Data records
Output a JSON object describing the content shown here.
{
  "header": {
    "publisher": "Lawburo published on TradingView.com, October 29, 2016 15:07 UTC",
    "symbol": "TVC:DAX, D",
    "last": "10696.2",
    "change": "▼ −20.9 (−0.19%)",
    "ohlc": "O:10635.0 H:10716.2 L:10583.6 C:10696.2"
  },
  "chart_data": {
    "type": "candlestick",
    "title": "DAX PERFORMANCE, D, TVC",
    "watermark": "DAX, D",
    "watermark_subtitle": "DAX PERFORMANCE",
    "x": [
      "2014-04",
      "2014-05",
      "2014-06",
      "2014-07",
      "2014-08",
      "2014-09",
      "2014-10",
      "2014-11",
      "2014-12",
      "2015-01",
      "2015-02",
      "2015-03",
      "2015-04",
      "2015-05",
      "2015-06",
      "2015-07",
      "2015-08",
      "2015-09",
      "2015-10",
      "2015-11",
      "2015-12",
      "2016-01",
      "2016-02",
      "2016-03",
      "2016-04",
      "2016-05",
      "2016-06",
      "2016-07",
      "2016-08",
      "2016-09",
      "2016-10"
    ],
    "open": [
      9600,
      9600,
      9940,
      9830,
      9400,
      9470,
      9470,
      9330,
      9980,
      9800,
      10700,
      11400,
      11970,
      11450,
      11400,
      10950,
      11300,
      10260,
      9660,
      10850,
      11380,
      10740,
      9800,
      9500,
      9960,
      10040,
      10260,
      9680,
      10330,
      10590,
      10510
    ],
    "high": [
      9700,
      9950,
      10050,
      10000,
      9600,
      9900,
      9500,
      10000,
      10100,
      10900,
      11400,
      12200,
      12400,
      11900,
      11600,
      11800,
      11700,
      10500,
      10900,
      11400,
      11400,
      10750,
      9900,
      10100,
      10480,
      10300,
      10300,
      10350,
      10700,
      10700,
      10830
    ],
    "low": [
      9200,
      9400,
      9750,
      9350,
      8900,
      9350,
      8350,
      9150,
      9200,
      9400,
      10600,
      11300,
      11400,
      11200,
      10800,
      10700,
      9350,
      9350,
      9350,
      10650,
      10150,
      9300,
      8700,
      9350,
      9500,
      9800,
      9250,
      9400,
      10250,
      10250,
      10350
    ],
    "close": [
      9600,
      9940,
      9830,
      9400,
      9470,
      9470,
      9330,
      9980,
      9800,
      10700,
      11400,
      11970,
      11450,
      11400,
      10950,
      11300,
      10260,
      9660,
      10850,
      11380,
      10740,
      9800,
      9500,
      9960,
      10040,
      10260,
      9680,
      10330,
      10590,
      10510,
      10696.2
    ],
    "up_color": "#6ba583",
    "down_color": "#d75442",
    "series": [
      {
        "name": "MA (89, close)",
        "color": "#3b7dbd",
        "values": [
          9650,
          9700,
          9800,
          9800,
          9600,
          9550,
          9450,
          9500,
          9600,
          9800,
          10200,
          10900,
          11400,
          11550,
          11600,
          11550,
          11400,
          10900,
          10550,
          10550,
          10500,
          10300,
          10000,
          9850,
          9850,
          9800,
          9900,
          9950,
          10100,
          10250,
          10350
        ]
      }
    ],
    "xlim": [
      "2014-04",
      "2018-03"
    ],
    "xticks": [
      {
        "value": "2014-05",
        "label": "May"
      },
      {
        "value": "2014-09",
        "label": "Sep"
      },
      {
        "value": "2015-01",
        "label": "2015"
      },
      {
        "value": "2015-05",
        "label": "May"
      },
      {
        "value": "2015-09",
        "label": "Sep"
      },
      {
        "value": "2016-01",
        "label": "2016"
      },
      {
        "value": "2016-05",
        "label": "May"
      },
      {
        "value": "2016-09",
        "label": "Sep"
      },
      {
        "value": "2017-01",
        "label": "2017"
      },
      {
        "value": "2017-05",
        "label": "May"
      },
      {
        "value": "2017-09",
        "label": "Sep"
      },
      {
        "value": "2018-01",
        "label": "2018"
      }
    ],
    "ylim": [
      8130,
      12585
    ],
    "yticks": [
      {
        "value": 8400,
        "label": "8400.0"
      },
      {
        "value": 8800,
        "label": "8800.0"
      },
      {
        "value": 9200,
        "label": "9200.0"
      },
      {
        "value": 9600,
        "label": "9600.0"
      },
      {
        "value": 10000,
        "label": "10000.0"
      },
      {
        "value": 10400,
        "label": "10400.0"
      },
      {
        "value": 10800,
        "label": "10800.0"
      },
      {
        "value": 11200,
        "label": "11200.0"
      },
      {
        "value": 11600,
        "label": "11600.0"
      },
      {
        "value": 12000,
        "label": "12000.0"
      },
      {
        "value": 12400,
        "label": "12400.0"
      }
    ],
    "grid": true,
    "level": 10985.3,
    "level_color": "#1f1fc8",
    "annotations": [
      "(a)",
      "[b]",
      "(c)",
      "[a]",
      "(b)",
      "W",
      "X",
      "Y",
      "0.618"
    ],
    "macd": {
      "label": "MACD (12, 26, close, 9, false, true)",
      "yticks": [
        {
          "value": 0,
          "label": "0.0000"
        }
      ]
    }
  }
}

Aim of the exercise: Copy all lines of the listing above that contain the string "PERFORMANCE".

Finished task:
    "title": "DAX PERFORMANCE, D, TVC",
    "watermark_subtitle": "DAX PERFORMANCE",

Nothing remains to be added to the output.